### Records shown
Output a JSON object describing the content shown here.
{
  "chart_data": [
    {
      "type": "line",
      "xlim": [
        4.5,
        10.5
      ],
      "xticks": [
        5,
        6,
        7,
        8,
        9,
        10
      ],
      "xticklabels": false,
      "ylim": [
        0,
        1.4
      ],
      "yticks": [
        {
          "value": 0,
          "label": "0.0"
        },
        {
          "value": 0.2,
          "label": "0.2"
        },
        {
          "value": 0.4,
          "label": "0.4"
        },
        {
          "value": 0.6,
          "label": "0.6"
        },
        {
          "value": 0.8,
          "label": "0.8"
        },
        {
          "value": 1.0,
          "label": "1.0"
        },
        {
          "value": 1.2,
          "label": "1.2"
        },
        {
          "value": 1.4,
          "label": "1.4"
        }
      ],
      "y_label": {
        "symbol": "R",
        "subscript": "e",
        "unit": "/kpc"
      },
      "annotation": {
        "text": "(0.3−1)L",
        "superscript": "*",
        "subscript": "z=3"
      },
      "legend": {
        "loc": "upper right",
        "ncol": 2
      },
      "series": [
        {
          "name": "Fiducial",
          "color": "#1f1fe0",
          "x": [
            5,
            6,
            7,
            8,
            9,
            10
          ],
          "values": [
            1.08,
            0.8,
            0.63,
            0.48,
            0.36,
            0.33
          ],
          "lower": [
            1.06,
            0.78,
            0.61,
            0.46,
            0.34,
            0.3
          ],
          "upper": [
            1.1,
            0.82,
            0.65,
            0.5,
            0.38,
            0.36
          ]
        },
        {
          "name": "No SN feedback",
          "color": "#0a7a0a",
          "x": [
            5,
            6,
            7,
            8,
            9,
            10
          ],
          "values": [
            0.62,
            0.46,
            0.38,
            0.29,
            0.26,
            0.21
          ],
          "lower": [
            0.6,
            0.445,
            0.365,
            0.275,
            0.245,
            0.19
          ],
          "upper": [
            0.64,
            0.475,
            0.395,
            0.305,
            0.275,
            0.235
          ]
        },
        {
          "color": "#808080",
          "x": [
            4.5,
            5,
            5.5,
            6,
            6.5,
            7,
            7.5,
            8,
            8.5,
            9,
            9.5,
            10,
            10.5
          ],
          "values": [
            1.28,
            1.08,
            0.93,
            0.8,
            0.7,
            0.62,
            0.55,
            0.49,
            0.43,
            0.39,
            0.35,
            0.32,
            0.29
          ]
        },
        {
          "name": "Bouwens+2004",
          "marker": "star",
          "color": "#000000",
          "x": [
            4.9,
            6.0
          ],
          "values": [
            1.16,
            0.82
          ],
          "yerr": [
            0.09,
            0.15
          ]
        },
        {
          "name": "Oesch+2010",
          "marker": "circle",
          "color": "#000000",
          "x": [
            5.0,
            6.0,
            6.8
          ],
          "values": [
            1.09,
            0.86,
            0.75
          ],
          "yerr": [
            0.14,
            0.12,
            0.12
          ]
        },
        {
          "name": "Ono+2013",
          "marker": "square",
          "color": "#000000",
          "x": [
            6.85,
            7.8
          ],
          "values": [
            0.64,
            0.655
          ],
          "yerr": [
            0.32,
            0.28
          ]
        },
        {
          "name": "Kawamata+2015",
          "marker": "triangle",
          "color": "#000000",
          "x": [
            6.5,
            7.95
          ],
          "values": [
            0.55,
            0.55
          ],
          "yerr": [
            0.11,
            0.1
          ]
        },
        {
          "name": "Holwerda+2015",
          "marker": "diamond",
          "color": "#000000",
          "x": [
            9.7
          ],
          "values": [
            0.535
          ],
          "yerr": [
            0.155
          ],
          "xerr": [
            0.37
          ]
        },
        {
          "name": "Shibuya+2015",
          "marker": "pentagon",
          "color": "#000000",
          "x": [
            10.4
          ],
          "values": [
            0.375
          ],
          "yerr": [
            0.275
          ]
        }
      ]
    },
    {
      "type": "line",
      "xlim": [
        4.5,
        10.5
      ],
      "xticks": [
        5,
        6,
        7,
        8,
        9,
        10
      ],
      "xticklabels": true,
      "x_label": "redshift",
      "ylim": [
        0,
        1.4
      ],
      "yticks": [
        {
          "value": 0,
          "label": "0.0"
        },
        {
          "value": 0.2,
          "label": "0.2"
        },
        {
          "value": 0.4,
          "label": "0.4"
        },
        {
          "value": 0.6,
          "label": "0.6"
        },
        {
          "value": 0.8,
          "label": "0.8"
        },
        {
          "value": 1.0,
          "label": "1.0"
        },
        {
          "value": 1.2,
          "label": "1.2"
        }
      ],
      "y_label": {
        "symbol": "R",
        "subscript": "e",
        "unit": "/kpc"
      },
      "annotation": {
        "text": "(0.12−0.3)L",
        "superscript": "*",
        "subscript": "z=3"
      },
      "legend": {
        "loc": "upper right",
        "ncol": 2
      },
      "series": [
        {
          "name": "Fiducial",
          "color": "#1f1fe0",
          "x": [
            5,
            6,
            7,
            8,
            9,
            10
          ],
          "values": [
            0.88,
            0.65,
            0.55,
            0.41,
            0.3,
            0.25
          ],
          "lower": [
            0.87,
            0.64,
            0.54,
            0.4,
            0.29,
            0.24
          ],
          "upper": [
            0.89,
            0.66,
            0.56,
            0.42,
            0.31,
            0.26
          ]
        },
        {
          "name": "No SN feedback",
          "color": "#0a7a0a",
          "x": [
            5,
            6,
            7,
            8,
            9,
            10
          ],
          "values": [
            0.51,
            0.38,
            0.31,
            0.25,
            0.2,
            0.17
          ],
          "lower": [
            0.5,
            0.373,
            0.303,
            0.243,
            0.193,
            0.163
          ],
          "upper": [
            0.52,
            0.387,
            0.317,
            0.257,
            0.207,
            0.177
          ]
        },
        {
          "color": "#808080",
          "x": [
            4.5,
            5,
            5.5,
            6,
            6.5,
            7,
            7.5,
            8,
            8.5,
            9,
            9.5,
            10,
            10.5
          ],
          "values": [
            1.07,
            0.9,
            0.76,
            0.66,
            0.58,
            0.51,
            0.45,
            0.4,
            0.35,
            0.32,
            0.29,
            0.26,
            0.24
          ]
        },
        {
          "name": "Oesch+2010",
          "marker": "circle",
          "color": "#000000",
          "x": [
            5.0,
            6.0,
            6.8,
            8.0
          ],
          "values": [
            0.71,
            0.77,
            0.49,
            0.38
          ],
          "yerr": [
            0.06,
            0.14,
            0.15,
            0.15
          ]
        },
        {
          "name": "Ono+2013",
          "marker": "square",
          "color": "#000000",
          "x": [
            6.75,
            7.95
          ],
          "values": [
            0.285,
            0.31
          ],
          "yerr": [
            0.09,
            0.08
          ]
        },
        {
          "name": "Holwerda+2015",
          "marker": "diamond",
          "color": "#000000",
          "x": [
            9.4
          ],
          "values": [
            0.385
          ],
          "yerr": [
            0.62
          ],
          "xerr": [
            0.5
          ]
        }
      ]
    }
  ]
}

### Exercise directions
Repeat the entries exactly, all of them.

### Answer for the task
Output a JSON object describing the content shown here.
{
  "chart_data": [
    {
      "type": "line",
      "xlim": [
        4.5,
        10.5
      ],
      "xticks": [
        5,
        6,
        7,
        8,
        9,
        10
      ],
      "xticklabels": false,
      "ylim": [
        0,
        1.4
      ],
      "yticks": [
        {
          "value": 0,
          "label": "0.0"
        },
        {
          "value": 0.2,
          "label": "0.2"
        },
        {
          "value": 0.4,
          "label": "0.4"
        },
        {
          "value": 0.6,
          "label": "0.6"
        },
        {
          "value": 0.8,
          "label": "0.8"
        },
        {
          "value": 1.0,
          "label": "1.0"
        },
        {
          "value": 1.2,
          "label": "1.2"
        },
        {
          "value": 1.4,
          "label": "1.4"
        }
      ],
      "y_label": {
        "symbol": "R",
        "subscript": "e",
        "unit": "/kpc"
      },
      "annotation": {
        "text": "(0.3−1)L",
        "superscript": "*",
        "subscript": "z=3"
      },
      "legend": {
        "loc": "upper right",
        "ncol": 2
      },
      "series": [
        {
          "name": "Fiducial",
          "color": "#1f1fe0",
          "x": [
            5,
            6,
            7,
            8,
            9,
            10
          ],
          "values": [
            1.08,
            0.8,
            0.63,
            0.48,
            0.36,
            0.33
          ],
          "lower": [
            1.06,
            0.78,
            0.61,
            0.46,
            0.34,
            0.3
          ],
          "upper": [
            1.1,
            0.82,
            0.65,
            0.5,
            0.38,
            0.36
          ]
        },
        {
          "name": "No SN feedback",
          "color": "#0a7a0a",
          "x": [
            5,
            6,
            7,
            8,
            9,
            10
          ],
          "values": [
            0.62,
            0.46,
            0.38,
            0.29,
            0.26,
            0.21
          ],
          "lower": [
            0.6,
            0.445,
            0.365,
            0.275,
            0.245,
            0.19
          ],
          "upper": [
            0.64,
            0.475,
            0.395,
            0.305,
            0.275,
            0.235
          ]
        },
        {
          "color": "#808080",
          "x": [
            4.5,
            5,
            5.5,
            6,
            6.5,
            7,
            7.5,
            8,
            8.5,
            9,
            9.5,
            10,
            10.5
          ],
          "values": [
            1.28,
            1.08,
            0.93,
            0.8,
            0.7,
            0.62,
            0.55,
            0.49,
            0.43,
            0.39,
            0.35,
            0.32,
            0.29
          ]
        },
        {
          "name": "Bouwens+2004",
          "marker": "star",
          "color": "#000000",
          "x": [
            4.9,
            6.0
          ],
          "values": [
            1.16,
            0.82
          ],
          "yerr": [
            0.09,
            0.15
          ]
        },
        {
          "name": "Oesch+2010",
          "marker": "circle",
          "color": "#000000",
          "x": [
            5.0,
            6.0,
            6.8
          ],
          "values": [
            1.09,
            0.86,
            0.75
          ],
          "yerr": [
            0.14,
            0.12,
            0.12
          ]
        },
        {
          "name": "Ono+2013",
          "marker": "square",
          "color": "#000000",
          "x": [
            6.85,
            7.8
          ],
          "values": [
            0.64,
            0.655
          ],
          "yerr": [
            0.32,
            0.28
          ]
        },
        {
          "name": "Kawamata+2015",
          "marker": "triangle",
          "color": "#000000",
          "x": [
            6.5,
            7.95
          ],
          "values": [
            0.55,
            0.55
          ],
          "yerr": [
            0.11,
            0.1
          ]
        },
        {
          "name": "Holwerda+2015",
          "marker": "diamond",
          "color": "#000000",
          "x": [
            9.7
          ],
          "values": [
            0.535
          ],
          "yerr": [
            0.155
          ],
          "xerr": [
            0.37
          ]
        },
        {
          "name": "Shibuya+2015",
          "marker": "pentagon",
          "color": "#000000",
          "x": [
            10.4
          ],
          "values": [
            0.375
          ],
          "yerr": [
            0.275
          ]
        }
      ]
    },
    {
      "type": "line",
      "xlim": [
        4.5,
        10.5
      ],
      "xticks": [
        5,
        6,
        7,
        8,
        9,
        10
      ],
      "xticklabels": true,
      "x_label": "redshift",
      "ylim": [
        0,
        1.4
      ],
      "yticks": [
        {
          "value": 0,
          "label": "0.0"
        },
        {
          "value": 0.2,
          "label": "0.2"
        },
        {
          "value": 0.4,
          "label": "0.4"
        },
        {
          "value": 0.6,
          "label": "0.6"
        },
        {
          "value": 0.8,
          "label": "0.8"
        },
        {
          "value": 1.0,
          "label": "1.0"
        },
        {
          "value": 1.2,
          "label": "1.2"
        }
      ],
      "y_label": {
        "symbol": "R",
        "subscript": "e",
        "unit": "/kpc"
      },
      "annotation": {
        "text": "(0.12−0.3)L",
        "superscript": "*",
        "subscript": "z=3"
      },
      "legend": {
        "loc": "upper right",
        "ncol": 2
      },
      "series": [
        {
          "name": "Fiducial",
          "color": "#1f1fe0",
          "x": [
            5,
            6,
            7,
            8,
            9,
            10
          ],
          "values": [
            0.88,
            0.65,
            0.55,
            0.41,
            0.3,
            0.25
          ],
          "lower": [
            0.87,
            0.64,
            0.54,
            0.4,
            0.29,
            0.24
          ],
          "upper": [
            0.89,
            0.66,
            0.56,
            0.42,
            0.31,
            0.26
          ]
        },
        {
          "name": "No SN feedback",
          "color": "#0a7a0a",
          "x": [
            5,
            6,
            7,
            8,
            9,
            10
          ],
          "values": [
            0.51,
            0.38,
            0.31,
            0.25,
            0.2,
            0.17
          ],
          "lower": [
            0.5,
            0.373,
            0.303,
            0.243,
            0.193,
            0.163
          ],
          "upper": [
            0.52,
            0.387,
            0.317,
            0.257,
            0.207,
            0.177
          ]
        },
        {
          "color": "#808080",
          "x": [
            4.5,
            5,
            5.5,
            6,
            6.5,
            7,
            7.5,
            8,
            8.5,
            9,
            9.5,
            10,
            10.5
          ],
          "values": [
            1.07,
            0.9,
            0.76,
            0.66,
            0.58,
            0.51,
            0.45,
            0.4,
            0.35,
            0.32,
            0.29,
            0.26,
            0.24
          ]
        },
        {
          "name": "Oesch+2010",
          "marker": "circle",
          "color": "#000000",
          "x": [
            5.0,
            6.0,
            6.8,
            8.0
          ],
          "values": [
            0.71,
            0.77,
            0.49,
            0.38
          ],
          "yerr": [
            0.06,
            0.14,
            0.15,
            0.15
          ]
        },
        {
          "name": "Ono+2013",
          "marker": "square",
          "color": "#000000",
          "x": [
            6.75,
            7.95
          ],
          "values": [
            0.285,
            0.31
          ],
          "yerr": [
            0.09,
            0.08
          ]
        },
        {
          "name": "Holwerda+2015",
          "marker": "diamond",
          "color": "#000000",
          "x": [
            9.4
          ],
          "values": [
            0.385
          ],
          "yerr": [
            0.62
          ],
          "xerr": [
            0.5
          ]
        }
      ]
    }
  ]
}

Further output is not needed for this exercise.